EXCERPTED DATA:
════════════════════

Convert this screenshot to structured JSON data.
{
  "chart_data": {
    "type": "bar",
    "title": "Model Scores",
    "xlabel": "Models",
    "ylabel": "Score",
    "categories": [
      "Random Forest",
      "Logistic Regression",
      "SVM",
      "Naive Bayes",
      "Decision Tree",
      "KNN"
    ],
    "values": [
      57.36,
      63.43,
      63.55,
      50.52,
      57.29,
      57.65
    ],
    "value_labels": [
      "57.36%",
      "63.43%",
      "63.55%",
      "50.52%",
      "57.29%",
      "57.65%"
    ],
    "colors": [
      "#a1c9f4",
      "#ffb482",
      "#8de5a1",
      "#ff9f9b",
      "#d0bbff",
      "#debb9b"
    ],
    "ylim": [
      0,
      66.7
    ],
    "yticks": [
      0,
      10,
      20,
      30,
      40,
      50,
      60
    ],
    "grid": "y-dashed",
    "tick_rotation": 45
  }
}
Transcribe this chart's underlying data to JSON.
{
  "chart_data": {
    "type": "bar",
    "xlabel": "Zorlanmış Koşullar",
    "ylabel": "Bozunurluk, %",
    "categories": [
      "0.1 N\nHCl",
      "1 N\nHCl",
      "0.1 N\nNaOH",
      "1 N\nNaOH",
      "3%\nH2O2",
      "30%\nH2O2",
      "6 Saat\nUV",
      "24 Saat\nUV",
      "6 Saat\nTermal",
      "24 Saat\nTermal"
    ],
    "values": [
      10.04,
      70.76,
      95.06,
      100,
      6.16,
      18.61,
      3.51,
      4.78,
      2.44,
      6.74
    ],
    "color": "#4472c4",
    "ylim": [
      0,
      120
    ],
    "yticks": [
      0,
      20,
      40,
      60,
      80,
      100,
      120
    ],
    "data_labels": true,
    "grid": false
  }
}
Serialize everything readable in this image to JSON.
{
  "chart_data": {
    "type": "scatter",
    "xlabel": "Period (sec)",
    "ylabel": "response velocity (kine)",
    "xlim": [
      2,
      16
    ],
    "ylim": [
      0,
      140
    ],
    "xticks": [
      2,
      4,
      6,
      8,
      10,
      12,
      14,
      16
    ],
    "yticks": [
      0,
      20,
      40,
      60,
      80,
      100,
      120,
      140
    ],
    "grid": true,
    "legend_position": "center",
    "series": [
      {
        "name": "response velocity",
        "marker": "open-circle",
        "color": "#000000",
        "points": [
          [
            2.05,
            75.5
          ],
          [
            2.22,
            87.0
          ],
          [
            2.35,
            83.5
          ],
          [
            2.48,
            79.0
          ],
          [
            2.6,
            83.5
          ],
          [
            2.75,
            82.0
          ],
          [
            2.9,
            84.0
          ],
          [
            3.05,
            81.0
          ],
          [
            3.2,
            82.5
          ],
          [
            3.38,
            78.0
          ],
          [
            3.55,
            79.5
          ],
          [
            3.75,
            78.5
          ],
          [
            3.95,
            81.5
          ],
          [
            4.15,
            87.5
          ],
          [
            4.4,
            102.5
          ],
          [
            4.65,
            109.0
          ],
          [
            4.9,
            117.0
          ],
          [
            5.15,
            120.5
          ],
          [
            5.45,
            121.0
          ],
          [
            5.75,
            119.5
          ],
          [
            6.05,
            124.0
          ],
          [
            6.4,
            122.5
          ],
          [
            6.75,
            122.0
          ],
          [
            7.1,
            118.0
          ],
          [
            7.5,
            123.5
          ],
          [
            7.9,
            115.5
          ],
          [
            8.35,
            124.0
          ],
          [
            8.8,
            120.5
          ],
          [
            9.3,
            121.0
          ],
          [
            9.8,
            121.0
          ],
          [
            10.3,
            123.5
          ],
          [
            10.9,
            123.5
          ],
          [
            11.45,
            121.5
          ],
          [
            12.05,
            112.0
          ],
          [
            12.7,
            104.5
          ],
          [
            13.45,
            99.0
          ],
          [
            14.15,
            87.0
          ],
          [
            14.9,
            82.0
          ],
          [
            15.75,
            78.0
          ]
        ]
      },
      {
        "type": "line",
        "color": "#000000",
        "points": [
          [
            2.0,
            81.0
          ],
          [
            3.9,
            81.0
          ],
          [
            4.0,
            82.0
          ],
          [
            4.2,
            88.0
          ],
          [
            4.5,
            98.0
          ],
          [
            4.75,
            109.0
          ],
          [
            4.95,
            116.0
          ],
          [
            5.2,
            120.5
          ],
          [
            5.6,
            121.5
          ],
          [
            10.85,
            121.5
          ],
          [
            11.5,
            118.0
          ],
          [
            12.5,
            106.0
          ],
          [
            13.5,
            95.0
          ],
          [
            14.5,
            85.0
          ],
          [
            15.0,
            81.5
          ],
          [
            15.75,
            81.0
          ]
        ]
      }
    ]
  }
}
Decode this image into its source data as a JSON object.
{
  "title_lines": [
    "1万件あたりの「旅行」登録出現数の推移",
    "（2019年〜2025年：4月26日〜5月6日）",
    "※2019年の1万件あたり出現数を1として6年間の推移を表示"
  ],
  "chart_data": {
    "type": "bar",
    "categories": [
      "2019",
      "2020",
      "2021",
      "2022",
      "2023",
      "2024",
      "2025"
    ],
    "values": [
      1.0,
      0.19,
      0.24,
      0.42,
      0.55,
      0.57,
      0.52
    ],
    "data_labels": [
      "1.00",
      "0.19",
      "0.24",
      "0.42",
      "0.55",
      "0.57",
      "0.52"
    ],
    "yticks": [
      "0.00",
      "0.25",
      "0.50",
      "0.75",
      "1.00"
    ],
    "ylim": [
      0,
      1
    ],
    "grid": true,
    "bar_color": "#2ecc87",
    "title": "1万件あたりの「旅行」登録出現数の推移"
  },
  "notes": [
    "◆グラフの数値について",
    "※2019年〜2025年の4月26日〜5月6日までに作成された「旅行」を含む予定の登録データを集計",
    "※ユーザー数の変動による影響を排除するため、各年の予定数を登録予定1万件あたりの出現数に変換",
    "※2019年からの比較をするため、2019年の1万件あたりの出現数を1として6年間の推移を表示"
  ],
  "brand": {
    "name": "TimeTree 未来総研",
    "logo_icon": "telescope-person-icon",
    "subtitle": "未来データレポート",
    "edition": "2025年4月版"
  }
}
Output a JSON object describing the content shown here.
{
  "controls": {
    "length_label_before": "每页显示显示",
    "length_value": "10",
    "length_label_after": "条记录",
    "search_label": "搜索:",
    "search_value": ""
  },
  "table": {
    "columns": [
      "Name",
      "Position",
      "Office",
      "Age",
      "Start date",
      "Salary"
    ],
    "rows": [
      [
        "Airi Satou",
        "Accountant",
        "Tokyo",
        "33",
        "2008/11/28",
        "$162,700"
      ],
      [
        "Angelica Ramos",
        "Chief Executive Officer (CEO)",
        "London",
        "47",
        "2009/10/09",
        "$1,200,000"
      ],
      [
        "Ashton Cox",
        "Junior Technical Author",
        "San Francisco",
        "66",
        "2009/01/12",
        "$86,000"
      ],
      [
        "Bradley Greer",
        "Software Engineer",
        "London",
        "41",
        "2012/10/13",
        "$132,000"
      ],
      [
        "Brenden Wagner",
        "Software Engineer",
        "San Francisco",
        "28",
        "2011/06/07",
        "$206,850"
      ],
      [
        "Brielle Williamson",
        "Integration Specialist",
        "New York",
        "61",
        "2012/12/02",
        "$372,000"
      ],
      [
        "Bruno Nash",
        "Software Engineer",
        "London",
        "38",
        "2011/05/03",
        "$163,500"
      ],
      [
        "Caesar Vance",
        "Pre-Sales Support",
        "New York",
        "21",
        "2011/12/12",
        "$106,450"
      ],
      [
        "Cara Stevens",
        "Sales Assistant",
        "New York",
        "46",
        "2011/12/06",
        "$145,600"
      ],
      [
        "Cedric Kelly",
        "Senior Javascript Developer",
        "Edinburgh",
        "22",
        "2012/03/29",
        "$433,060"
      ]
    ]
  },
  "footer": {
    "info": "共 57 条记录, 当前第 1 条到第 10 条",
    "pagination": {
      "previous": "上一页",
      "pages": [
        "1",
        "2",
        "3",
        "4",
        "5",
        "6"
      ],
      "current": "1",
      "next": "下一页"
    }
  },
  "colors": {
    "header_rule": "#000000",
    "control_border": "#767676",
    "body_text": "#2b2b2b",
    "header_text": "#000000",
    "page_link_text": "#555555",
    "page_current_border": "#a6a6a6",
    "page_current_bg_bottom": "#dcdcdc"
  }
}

════════════════════

DO THIS: Among the lines of the material, find those that hold the word "Saat" and copy them.

SOLVED PROBLEM:
      "6 Saat\nUV",
      "24 Saat\nUV",
      "6 Saat\nTermal",
      "24 Saat\nTermal"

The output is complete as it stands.